◆ EXERCISE DESCRIPTION
Filter for the word "device" and keep each matching line.

(Dataset excerpts)
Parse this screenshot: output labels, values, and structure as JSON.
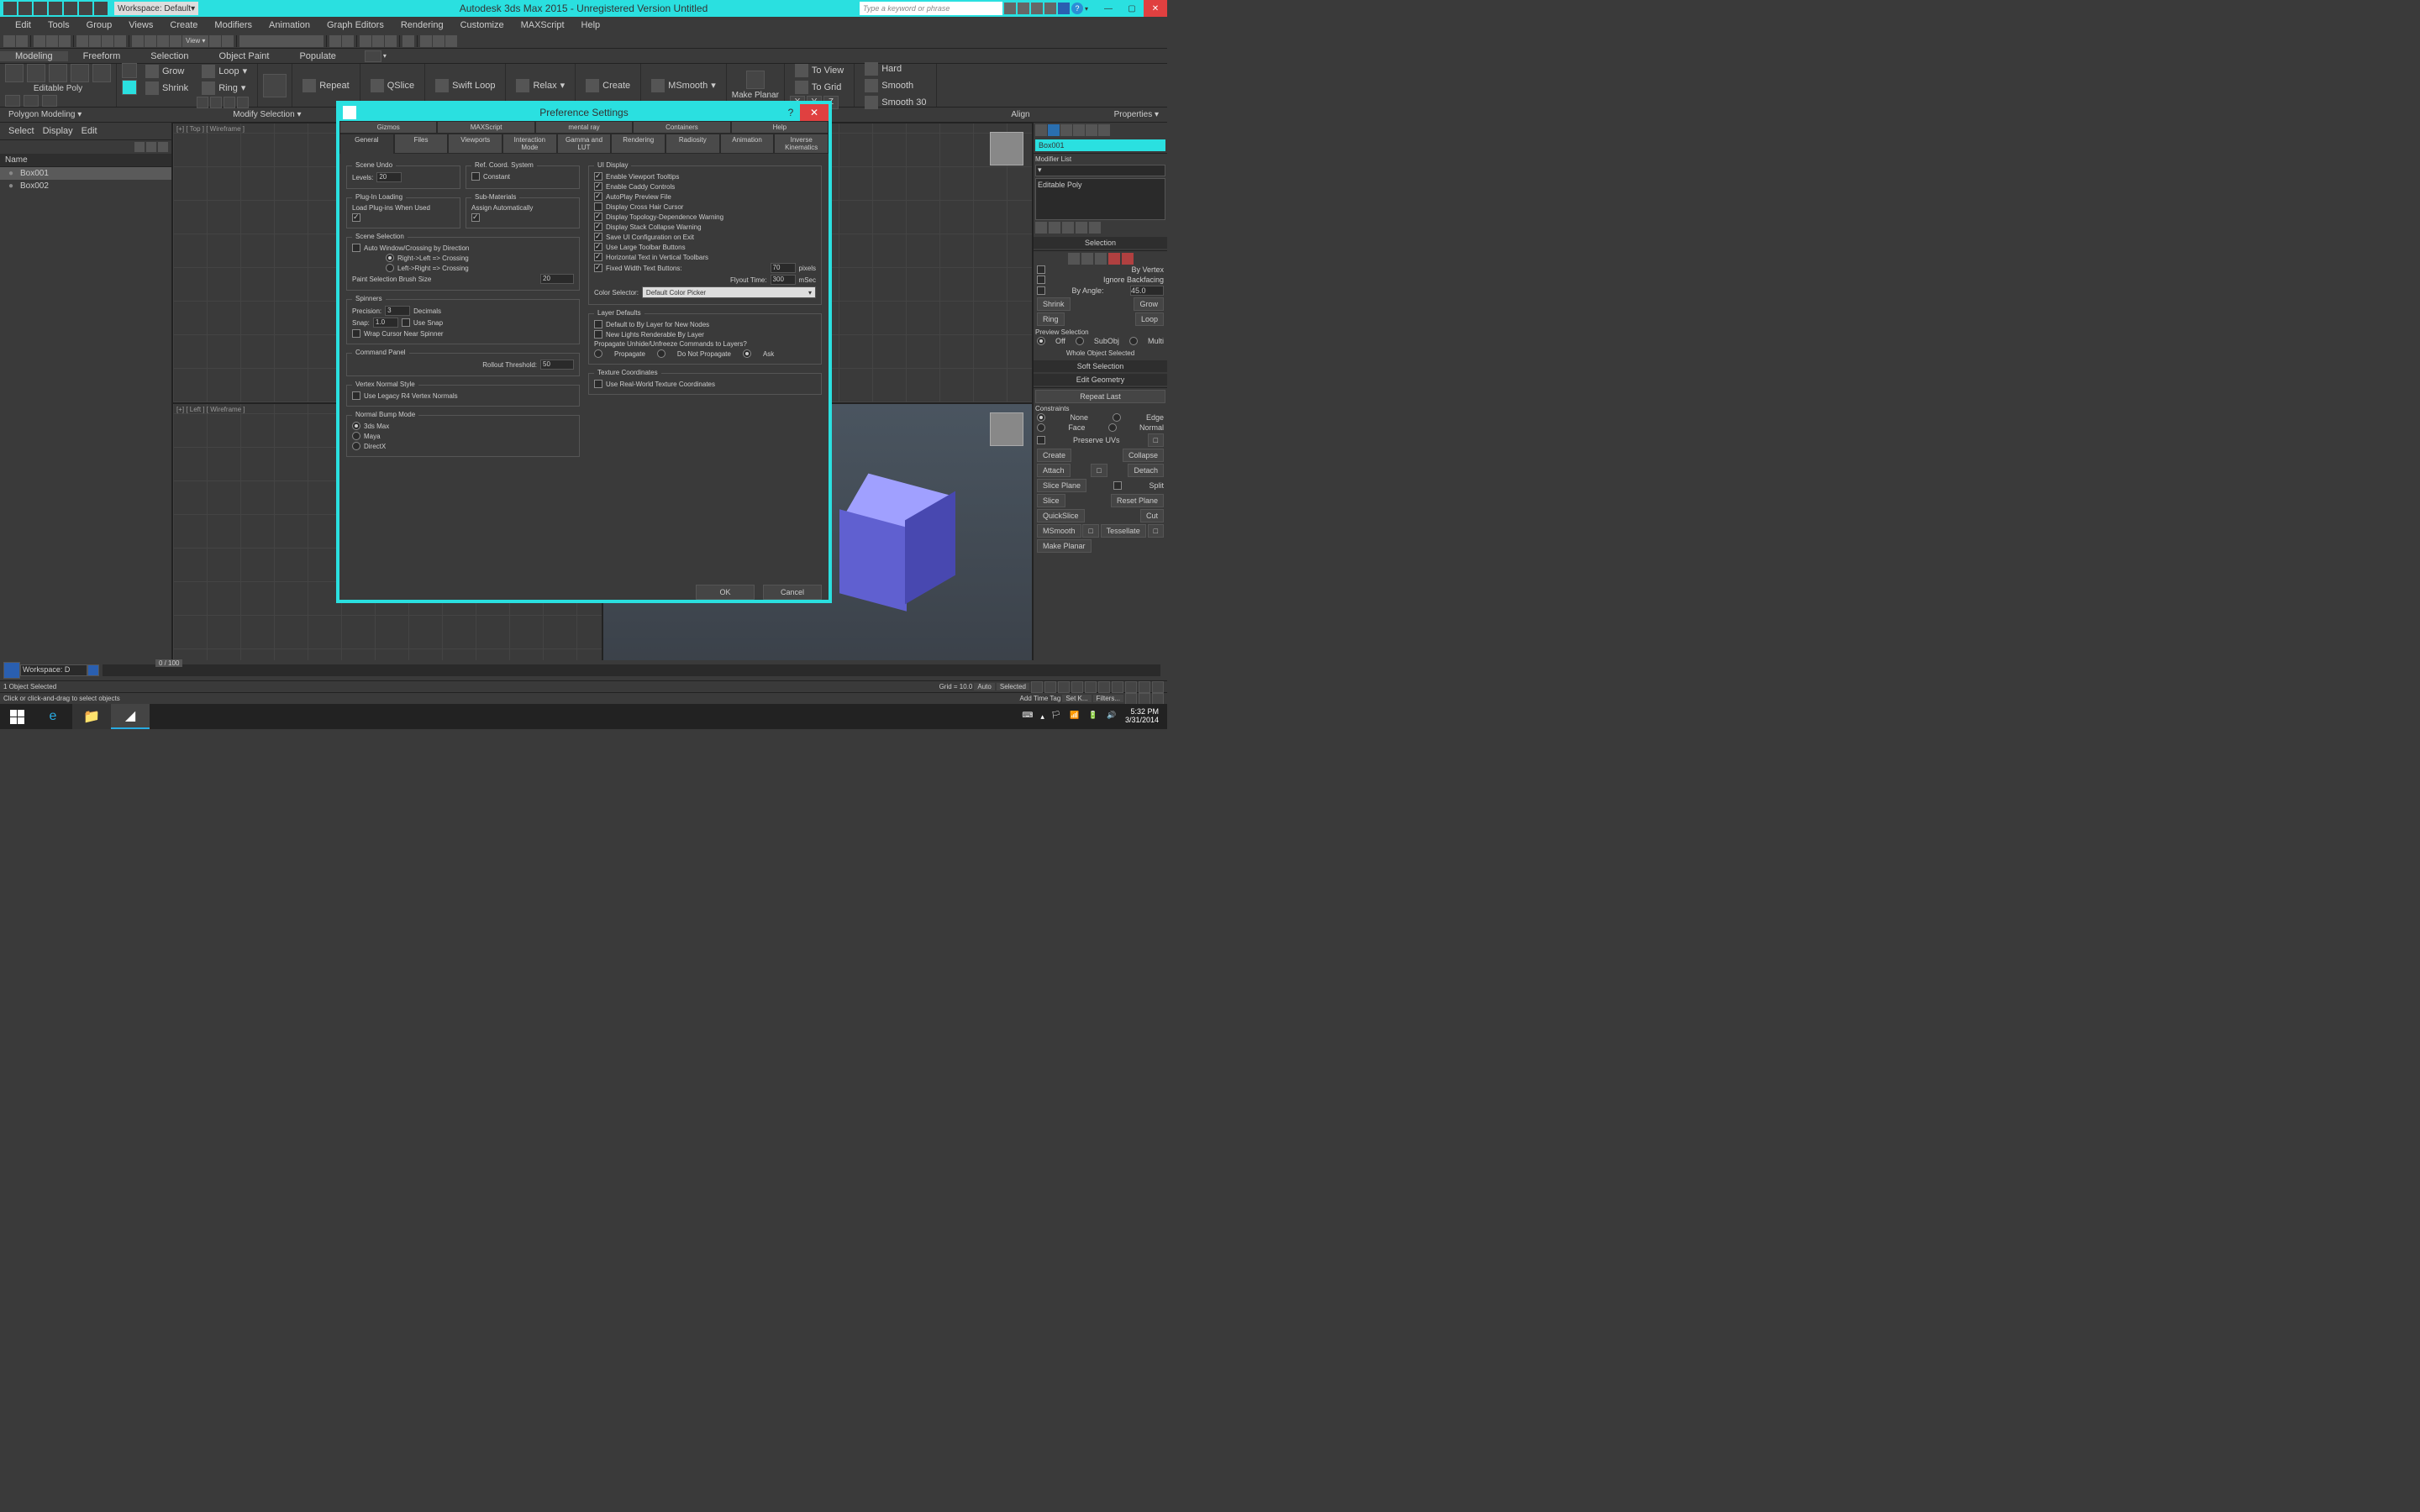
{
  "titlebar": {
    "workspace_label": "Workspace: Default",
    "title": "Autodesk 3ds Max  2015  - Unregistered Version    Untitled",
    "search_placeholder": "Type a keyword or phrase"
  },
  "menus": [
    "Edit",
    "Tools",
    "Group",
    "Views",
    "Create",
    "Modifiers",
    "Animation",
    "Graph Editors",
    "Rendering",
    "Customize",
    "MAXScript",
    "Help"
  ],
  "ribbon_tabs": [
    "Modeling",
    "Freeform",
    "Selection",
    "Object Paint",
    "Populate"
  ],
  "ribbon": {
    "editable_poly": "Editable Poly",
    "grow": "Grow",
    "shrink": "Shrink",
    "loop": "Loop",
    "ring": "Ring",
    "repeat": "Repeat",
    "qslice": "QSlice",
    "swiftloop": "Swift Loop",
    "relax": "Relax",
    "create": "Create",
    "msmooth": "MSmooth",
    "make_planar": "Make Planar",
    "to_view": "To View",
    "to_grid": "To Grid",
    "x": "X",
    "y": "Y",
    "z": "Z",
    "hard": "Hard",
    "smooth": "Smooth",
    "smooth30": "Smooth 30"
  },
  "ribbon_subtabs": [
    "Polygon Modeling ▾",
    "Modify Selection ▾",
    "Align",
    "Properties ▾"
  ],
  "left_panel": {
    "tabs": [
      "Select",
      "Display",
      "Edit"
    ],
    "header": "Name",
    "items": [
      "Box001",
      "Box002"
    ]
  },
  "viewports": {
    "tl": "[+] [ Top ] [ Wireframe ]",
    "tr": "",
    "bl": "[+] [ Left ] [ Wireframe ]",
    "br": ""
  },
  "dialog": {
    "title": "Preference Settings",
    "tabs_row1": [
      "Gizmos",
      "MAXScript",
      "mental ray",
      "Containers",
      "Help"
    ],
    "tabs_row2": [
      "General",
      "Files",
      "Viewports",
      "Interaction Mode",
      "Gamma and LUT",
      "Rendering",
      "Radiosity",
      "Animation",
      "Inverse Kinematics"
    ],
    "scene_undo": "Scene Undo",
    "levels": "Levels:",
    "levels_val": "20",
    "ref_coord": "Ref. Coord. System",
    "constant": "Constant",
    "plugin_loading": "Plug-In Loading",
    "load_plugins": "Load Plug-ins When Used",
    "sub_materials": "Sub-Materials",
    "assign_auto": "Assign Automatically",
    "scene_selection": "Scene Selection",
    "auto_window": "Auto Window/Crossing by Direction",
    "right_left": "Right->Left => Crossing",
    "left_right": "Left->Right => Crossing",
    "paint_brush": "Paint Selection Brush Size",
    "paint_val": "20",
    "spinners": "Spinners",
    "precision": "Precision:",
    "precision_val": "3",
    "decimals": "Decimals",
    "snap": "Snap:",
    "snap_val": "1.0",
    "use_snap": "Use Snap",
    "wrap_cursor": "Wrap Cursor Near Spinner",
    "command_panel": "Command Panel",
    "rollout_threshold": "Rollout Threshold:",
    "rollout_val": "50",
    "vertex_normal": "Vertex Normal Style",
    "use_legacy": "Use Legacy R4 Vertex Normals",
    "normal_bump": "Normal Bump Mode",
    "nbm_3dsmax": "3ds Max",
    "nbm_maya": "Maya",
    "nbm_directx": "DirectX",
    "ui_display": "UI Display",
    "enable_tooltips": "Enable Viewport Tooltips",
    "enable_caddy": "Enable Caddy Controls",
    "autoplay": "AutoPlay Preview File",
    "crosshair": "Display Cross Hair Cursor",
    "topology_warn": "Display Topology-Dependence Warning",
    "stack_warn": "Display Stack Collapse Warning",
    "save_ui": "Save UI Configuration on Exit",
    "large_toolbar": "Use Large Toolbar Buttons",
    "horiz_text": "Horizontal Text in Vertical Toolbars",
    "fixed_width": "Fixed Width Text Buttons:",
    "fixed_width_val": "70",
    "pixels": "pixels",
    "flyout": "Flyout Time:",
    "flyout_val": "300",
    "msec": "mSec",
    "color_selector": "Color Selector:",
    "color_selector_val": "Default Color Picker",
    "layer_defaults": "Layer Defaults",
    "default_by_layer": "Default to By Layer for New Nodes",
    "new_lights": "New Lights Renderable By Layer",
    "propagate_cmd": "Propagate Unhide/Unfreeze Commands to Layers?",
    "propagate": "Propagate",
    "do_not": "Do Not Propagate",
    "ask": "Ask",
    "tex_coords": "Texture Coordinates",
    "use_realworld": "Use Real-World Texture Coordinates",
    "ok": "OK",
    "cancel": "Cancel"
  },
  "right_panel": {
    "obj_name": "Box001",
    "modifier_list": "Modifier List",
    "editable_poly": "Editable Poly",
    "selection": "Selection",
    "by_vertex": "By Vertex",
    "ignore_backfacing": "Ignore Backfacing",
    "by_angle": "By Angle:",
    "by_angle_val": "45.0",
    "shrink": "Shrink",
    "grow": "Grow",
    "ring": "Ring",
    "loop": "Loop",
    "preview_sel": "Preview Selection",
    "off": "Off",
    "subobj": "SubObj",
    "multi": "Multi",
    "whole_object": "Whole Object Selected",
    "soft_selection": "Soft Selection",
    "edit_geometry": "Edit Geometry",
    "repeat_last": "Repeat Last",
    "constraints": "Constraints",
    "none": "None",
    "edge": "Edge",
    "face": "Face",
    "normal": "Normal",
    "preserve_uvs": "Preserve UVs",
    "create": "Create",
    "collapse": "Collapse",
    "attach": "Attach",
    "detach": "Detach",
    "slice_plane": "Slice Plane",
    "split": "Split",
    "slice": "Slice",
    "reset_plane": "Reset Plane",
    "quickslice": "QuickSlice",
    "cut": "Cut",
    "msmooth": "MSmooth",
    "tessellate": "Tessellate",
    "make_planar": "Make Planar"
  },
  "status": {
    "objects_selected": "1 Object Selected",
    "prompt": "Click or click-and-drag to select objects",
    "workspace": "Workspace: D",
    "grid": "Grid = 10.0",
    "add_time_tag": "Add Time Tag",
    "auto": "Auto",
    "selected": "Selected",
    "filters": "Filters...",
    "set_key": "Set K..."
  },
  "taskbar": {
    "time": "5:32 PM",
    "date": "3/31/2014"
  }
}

---

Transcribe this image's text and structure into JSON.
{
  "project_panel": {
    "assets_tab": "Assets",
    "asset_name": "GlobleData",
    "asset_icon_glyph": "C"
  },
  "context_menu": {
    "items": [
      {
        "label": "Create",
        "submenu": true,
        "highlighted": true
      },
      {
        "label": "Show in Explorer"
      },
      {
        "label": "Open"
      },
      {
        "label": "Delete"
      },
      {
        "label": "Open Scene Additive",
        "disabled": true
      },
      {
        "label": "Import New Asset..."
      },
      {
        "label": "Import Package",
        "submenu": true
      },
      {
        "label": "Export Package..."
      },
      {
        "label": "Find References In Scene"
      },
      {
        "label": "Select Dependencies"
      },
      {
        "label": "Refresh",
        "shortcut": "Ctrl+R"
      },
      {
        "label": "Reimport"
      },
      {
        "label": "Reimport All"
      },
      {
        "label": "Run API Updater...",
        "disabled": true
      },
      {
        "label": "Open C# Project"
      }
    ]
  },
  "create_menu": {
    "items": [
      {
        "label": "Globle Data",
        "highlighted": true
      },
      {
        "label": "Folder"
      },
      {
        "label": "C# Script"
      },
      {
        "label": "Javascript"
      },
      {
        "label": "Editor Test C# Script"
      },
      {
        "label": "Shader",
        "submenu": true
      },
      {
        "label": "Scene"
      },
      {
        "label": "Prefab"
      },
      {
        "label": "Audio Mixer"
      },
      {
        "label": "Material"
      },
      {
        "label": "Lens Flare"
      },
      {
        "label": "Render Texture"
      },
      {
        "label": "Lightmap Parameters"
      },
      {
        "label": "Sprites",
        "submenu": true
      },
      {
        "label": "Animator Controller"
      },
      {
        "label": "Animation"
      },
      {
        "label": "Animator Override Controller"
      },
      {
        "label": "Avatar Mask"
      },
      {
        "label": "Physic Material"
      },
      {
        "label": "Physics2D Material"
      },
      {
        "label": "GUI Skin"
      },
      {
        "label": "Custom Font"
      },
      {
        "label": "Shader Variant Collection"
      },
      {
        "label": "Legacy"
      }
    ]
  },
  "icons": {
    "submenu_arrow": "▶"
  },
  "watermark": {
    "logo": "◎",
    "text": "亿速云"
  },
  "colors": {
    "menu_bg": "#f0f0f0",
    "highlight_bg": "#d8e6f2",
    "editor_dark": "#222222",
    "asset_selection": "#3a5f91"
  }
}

...

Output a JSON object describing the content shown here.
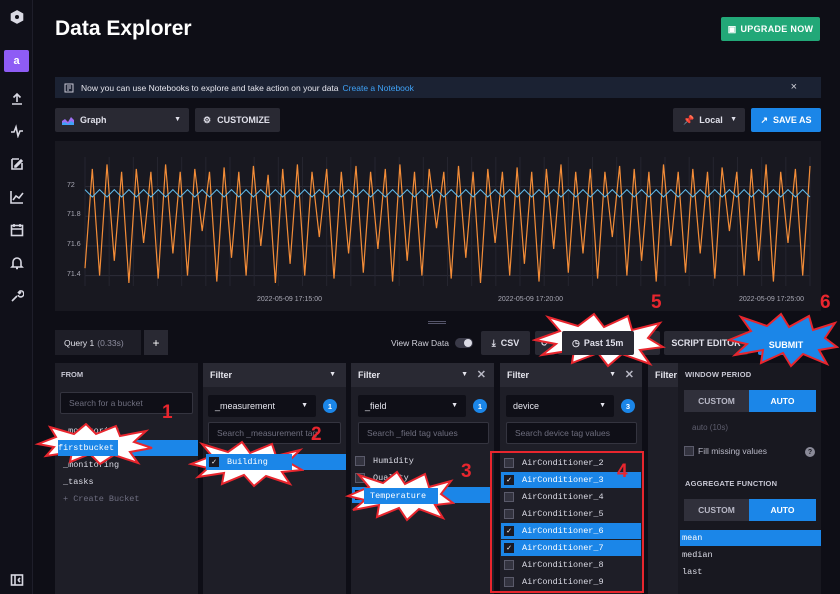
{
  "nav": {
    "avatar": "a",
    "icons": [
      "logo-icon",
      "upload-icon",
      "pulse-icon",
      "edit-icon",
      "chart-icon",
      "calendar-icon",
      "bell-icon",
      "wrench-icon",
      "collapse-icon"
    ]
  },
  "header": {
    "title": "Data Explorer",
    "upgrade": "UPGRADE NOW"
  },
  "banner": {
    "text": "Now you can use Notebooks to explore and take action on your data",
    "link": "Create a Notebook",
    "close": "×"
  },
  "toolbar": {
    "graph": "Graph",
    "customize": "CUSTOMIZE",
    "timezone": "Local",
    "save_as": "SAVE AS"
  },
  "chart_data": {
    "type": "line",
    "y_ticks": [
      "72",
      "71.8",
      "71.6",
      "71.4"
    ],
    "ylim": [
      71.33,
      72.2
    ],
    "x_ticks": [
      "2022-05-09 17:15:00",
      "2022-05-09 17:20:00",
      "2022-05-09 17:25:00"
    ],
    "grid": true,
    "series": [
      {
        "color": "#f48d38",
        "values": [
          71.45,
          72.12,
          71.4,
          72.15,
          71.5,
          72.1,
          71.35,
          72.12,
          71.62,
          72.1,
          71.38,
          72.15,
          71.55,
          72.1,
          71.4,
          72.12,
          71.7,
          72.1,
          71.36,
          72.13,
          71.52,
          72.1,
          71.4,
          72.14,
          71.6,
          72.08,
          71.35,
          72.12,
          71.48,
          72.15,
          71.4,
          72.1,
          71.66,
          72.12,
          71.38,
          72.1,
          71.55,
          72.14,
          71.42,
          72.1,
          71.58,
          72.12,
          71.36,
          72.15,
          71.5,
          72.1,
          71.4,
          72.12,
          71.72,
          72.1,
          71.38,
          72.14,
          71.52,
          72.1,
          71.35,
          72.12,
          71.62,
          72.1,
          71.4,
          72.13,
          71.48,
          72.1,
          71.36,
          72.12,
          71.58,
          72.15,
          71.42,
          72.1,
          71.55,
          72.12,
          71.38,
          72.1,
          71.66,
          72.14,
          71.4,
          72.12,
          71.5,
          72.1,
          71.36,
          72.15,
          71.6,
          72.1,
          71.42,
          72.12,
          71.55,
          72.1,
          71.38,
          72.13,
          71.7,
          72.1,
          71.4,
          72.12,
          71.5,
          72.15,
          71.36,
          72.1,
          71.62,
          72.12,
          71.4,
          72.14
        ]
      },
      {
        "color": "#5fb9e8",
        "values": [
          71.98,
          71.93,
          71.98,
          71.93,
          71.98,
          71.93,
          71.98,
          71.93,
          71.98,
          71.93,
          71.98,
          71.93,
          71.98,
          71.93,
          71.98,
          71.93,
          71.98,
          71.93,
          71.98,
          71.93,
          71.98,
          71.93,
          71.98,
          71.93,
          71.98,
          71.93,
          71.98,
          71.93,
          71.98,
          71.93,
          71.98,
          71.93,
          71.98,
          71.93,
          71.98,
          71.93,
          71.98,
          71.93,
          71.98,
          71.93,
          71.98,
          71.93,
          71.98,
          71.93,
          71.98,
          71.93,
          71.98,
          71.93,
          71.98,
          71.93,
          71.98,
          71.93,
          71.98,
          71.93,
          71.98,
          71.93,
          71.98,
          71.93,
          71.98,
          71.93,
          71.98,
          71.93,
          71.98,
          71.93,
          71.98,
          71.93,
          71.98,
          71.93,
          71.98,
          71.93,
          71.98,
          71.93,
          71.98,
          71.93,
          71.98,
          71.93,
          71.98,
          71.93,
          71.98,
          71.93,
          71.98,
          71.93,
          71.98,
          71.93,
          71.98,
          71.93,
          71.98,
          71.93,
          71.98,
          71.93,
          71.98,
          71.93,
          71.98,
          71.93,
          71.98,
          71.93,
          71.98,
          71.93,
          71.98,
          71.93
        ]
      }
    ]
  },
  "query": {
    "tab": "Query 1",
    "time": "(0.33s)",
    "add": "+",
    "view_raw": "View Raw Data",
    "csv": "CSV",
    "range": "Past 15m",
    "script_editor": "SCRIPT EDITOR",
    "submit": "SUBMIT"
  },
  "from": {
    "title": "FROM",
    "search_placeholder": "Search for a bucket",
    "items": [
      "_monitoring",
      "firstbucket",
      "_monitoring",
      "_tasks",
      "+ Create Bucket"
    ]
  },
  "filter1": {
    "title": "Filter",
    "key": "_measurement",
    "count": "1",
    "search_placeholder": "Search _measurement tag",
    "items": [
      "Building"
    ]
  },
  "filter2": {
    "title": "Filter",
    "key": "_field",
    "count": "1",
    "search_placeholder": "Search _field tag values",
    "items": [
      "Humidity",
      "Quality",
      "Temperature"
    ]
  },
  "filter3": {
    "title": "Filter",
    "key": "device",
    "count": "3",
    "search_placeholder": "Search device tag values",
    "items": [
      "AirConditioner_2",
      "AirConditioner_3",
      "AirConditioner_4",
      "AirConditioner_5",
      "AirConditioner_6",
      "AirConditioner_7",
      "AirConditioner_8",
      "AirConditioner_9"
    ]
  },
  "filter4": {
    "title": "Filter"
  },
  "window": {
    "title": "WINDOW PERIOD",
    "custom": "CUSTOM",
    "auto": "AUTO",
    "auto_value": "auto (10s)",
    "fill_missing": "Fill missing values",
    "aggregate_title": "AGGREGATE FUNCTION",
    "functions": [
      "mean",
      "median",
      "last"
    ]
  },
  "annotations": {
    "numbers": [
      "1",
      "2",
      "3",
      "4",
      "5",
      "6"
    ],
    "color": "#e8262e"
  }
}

◆ CORRECT RESPONSE
    "key": "device",
    "search_placeholder": "Search device tag values",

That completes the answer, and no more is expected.